-- START OF Records for the task --

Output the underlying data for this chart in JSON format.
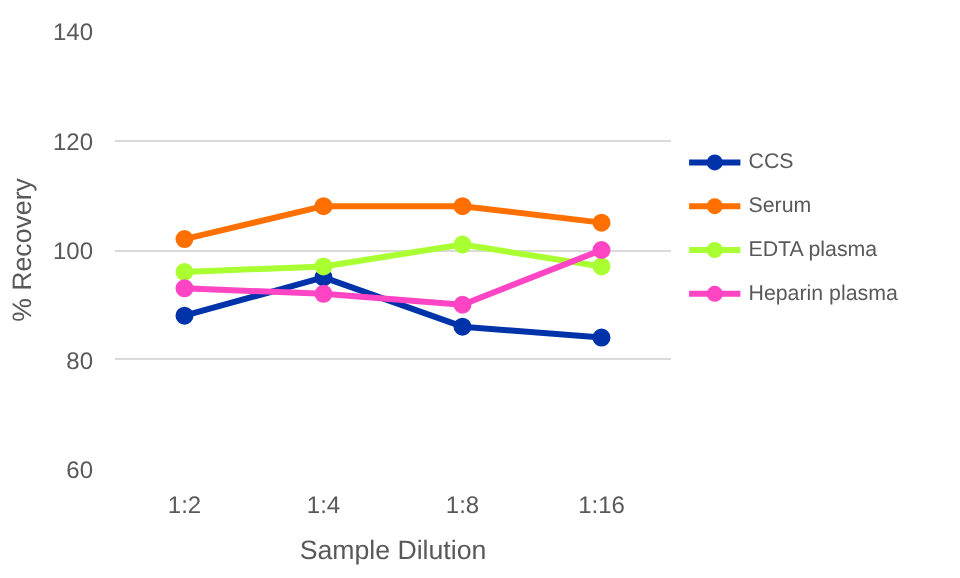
{
  "chart_data": {
    "type": "line",
    "xlabel": "Sample Dilution",
    "ylabel": "% Recovery",
    "categories": [
      "1:2",
      "1:4",
      "1:8",
      "1:16"
    ],
    "series": [
      {
        "name": "CCS",
        "color": "#0033aa",
        "values": [
          88,
          95,
          86,
          84
        ]
      },
      {
        "name": "Serum",
        "color": "#ff7000",
        "values": [
          102,
          108,
          108,
          105
        ]
      },
      {
        "name": "EDTA plasma",
        "color": "#aaff33",
        "values": [
          96,
          97,
          101,
          97
        ]
      },
      {
        "name": "Heparin plasma",
        "color": "#ff44c4",
        "values": [
          93,
          92,
          90,
          100
        ]
      }
    ],
    "ylim": [
      60,
      140
    ],
    "yticks": [
      60,
      80,
      100,
      120,
      140
    ],
    "grid": "y",
    "legend": "right",
    "marker": "circle",
    "line_style": "solid"
  }
}
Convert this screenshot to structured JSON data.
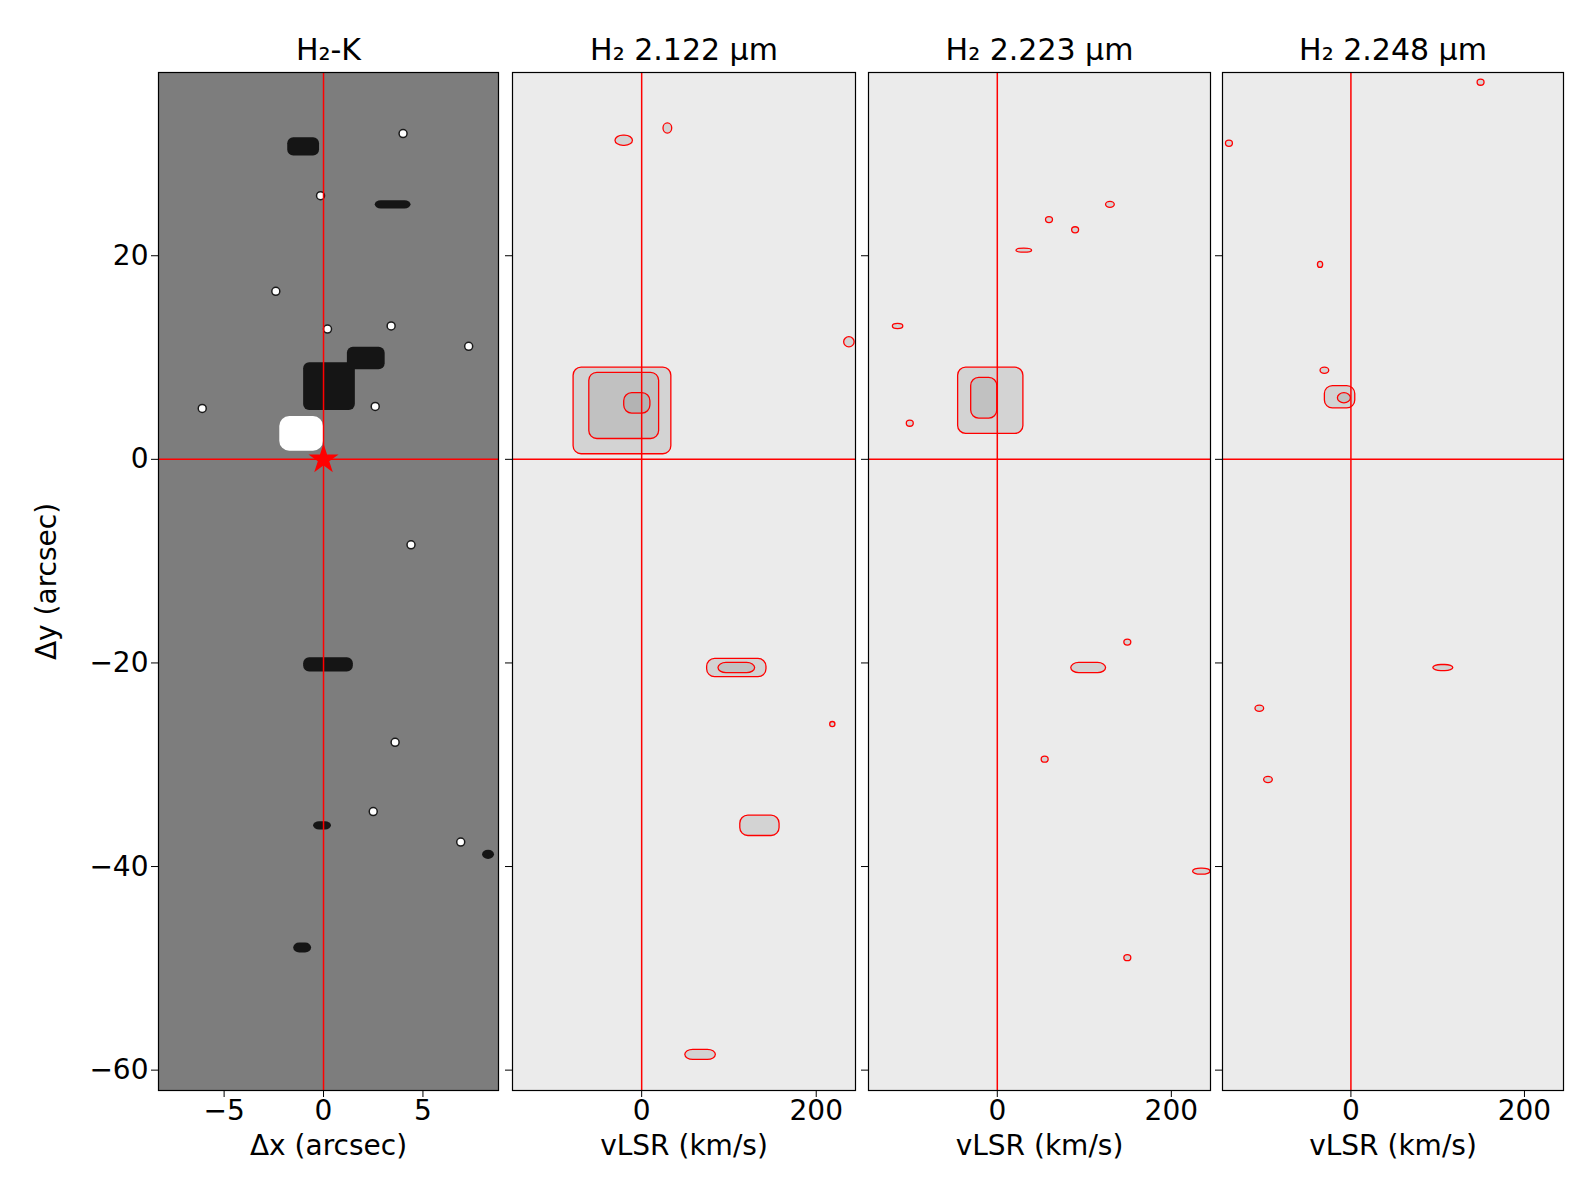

-- END OF Records for the task --

## Task to complete
Show every line from the listing above in which the string "color" appears.

## Response to this task
        "color": "#0033aa",
        "color": "#ff7000",
        "color": "#aaff33",
        "color": "#ff44c4",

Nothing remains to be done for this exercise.